* Task to complete *
Copy out all the entries exactly.

* Provided data *

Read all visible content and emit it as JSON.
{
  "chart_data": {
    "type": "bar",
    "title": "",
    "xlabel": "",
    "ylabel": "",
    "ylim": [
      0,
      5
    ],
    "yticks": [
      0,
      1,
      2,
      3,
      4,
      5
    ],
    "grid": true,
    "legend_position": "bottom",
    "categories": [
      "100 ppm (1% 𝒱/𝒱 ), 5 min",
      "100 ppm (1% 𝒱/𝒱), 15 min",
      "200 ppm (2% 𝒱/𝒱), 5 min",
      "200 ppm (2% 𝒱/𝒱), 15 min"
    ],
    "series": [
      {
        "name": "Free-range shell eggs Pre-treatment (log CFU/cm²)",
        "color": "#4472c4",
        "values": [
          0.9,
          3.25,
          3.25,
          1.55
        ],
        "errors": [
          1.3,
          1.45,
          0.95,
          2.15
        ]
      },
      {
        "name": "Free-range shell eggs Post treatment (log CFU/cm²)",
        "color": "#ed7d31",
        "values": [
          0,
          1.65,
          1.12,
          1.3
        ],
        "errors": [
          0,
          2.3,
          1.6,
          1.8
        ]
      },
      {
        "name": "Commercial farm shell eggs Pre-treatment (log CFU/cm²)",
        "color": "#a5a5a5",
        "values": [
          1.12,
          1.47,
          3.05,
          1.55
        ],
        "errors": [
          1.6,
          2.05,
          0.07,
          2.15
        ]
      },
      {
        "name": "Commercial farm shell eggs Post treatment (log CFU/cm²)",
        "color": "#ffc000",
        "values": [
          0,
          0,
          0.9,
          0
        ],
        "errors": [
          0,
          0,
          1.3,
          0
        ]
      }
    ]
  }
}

* Completed task *
Read all visible content and emit it as JSON.
{
  "chart_data": {
    "type": "bar",
    "title": "",
    "xlabel": "",
    "ylabel": "",
    "ylim": [
      0,
      5
    ],
    "yticks": [
      0,
      1,
      2,
      3,
      4,
      5
    ],
    "grid": true,
    "legend_position": "bottom",
    "categories": [
      "100 ppm (1% 𝒱/𝒱 ), 5 min",
      "100 ppm (1% 𝒱/𝒱), 15 min",
      "200 ppm (2% 𝒱/𝒱), 5 min",
      "200 ppm (2% 𝒱/𝒱), 15 min"
    ],
    "series": [
      {
        "name": "Free-range shell eggs Pre-treatment (log CFU/cm²)",
        "color": "#4472c4",
        "values": [
          0.9,
          3.25,
          3.25,
          1.55
        ],
        "errors": [
          1.3,
          1.45,
          0.95,
          2.15
        ]
      },
      {
        "name": "Free-range shell eggs Post treatment (log CFU/cm²)",
        "color": "#ed7d31",
        "values": [
          0,
          1.65,
          1.12,
          1.3
        ],
        "errors": [
          0,
          2.3,
          1.6,
          1.8
        ]
      },
      {
        "name": "Commercial farm shell eggs Pre-treatment (log CFU/cm²)",
        "color": "#a5a5a5",
        "values": [
          1.12,
          1.47,
          3.05,
          1.55
        ],
        "errors": [
          1.6,
          2.05,
          0.07,
          2.15
        ]
      },
      {
        "name": "Commercial farm shell eggs Post treatment (log CFU/cm²)",
        "color": "#ffc000",
        "values": [
          0,
          0,
          0.9,
          0
        ],
        "errors": [
          0,
          0,
          1.3,
          0
        ]
      }
    ]
  }
}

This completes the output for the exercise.